[Opening Text provided section]

How does classifying most consensual sex as rape help rape victims?
As a lawyer who has handled rape and sexual harassment cases, I can't imagine how. But this radical result is what some want to happen in California.
In endorsing a bill in the California legislature that would require "affirmative consent" before sex can occur on campus, the editorial boards of the Sacramento and
Fresno Bee and the
Daily Californian advocated that sex be treated as "sexual assault" unless the participants discuss it "out loud" before sex, and “demonstrate they obtained verbal 'affirmative consent' before engaging in sexual activity."
Never mind that consent to most sex is non-verbal, and that rape has historically been understood to be an act against someone's will, rather than simply a non-violent act that they did not consent to in advance. Perhaps in response to the bill, the University of California, on February 25, adopted a
policy requiring affirmative consent not just to sex, but to every form of "physical sexual activity" engaged in.

[Closing Text provided section]

◆ **Prompt 1**: According to the affirmative consent text, on what date did the University of California adopt its policy?
◆ **Prompt 2**: Carry on writing the affirmative consent text from its final sentence.

[Opening Data section section]

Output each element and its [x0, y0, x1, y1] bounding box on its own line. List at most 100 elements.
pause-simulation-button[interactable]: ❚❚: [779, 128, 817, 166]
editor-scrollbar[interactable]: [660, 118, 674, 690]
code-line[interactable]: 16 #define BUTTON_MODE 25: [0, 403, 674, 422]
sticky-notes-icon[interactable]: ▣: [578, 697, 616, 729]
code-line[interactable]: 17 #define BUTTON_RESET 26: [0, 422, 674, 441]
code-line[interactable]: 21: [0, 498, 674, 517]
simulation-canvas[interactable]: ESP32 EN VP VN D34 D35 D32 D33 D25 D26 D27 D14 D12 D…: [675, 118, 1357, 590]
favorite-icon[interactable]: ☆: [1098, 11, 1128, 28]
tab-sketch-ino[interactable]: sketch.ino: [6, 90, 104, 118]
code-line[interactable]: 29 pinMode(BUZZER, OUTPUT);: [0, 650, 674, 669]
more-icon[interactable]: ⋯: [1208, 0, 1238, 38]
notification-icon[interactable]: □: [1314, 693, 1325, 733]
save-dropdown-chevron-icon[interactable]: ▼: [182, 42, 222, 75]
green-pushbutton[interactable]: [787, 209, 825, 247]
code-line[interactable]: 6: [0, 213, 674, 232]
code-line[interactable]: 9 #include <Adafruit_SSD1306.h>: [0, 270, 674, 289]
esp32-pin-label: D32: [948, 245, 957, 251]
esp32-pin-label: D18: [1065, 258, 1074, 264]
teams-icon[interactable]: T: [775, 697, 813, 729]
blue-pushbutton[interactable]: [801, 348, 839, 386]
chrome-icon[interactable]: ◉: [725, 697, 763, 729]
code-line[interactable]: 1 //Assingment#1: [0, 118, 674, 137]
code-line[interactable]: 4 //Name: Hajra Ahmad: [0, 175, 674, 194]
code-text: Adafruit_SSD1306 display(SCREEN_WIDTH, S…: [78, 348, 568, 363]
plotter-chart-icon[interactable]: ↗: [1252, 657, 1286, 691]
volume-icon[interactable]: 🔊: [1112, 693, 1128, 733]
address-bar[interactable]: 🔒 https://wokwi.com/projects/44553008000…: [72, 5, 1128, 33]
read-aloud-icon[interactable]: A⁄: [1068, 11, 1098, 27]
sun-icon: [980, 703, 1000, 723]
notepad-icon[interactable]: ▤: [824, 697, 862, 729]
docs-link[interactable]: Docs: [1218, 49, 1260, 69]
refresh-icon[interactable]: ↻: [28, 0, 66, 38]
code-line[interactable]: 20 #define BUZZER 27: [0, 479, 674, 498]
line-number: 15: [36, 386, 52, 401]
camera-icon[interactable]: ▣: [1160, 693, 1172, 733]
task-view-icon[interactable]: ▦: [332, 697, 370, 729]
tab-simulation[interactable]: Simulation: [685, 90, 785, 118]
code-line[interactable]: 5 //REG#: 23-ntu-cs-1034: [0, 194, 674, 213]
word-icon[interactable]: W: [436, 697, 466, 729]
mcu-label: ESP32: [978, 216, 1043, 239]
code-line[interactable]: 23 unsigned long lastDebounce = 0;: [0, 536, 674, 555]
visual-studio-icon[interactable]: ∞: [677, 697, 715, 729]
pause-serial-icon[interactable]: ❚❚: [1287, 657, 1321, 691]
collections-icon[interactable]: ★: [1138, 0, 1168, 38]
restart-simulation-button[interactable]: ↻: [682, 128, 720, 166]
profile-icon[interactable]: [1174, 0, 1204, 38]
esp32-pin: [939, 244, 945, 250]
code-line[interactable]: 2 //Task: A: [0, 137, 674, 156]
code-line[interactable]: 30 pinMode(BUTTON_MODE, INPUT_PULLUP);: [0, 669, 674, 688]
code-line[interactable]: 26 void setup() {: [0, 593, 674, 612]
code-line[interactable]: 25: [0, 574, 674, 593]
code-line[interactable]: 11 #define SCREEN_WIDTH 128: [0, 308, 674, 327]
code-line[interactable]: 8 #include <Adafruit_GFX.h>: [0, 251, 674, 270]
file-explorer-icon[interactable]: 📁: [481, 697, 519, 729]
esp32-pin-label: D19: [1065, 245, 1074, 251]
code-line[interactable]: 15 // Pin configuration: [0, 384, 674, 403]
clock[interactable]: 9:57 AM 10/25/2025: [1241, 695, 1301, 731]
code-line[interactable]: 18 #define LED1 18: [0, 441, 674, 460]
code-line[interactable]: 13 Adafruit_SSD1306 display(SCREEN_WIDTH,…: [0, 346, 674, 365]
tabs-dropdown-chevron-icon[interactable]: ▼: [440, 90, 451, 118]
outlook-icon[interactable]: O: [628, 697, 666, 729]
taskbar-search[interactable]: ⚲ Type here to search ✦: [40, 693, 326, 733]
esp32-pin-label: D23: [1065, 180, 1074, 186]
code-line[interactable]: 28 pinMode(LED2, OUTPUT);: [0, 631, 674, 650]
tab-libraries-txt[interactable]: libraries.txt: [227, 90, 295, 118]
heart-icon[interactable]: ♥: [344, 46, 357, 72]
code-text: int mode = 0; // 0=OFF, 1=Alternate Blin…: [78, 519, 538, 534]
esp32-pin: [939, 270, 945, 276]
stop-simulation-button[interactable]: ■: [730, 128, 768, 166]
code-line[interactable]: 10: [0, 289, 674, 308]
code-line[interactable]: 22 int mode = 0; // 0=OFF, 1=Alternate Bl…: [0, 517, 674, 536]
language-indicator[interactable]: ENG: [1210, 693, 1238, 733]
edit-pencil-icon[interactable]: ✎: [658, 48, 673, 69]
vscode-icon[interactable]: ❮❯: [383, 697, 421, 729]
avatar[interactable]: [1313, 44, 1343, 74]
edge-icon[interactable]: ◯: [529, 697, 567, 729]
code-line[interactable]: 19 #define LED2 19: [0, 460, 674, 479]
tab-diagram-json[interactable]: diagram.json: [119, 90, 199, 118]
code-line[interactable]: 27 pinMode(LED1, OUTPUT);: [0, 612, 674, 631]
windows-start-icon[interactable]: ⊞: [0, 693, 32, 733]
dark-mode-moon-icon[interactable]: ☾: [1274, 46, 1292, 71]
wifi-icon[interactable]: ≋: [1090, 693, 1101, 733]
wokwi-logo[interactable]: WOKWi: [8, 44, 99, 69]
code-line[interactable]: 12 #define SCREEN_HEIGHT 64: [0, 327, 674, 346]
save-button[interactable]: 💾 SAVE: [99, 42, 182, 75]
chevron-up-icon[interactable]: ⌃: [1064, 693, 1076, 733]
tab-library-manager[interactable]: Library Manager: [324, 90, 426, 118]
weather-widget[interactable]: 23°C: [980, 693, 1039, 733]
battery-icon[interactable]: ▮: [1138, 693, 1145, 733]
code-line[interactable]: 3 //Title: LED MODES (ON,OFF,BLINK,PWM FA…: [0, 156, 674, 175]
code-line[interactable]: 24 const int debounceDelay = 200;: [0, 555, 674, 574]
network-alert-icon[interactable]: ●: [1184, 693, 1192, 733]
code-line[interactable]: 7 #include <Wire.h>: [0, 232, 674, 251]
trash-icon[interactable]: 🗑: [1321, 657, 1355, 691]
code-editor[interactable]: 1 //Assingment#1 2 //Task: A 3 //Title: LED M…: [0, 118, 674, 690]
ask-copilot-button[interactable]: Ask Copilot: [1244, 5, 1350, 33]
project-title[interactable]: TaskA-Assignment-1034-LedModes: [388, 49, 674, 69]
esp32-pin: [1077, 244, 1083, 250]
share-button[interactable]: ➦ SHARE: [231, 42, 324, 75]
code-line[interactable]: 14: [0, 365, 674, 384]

[Closing Data section section]

◆ **Response 1**: February 25

◆ **Response 2**:
The affirmative-consent bill,
Senate Bill 967, does not expressly require
verbal permission to demonstrate consent, although it warns that "relying solely on nonverbal communication can lead to misunderstanding."
But supporters of the bill are very clear about their desire to require verbal discussion or haggling prior to sex.
The Fresno Bee
praised the bill because “it adopts in campus disciplinary cases the 'affirmative consent standard,' which means that 'yes' only means 'yes' if it is said out loud." The Daily Californian
declared that “the proposal’s requirement that defendants in a sexual assault case demonstrate they obtained verbal 'affirmative consent' before engaging in sexual activity makes SB 967 a step in the right direction."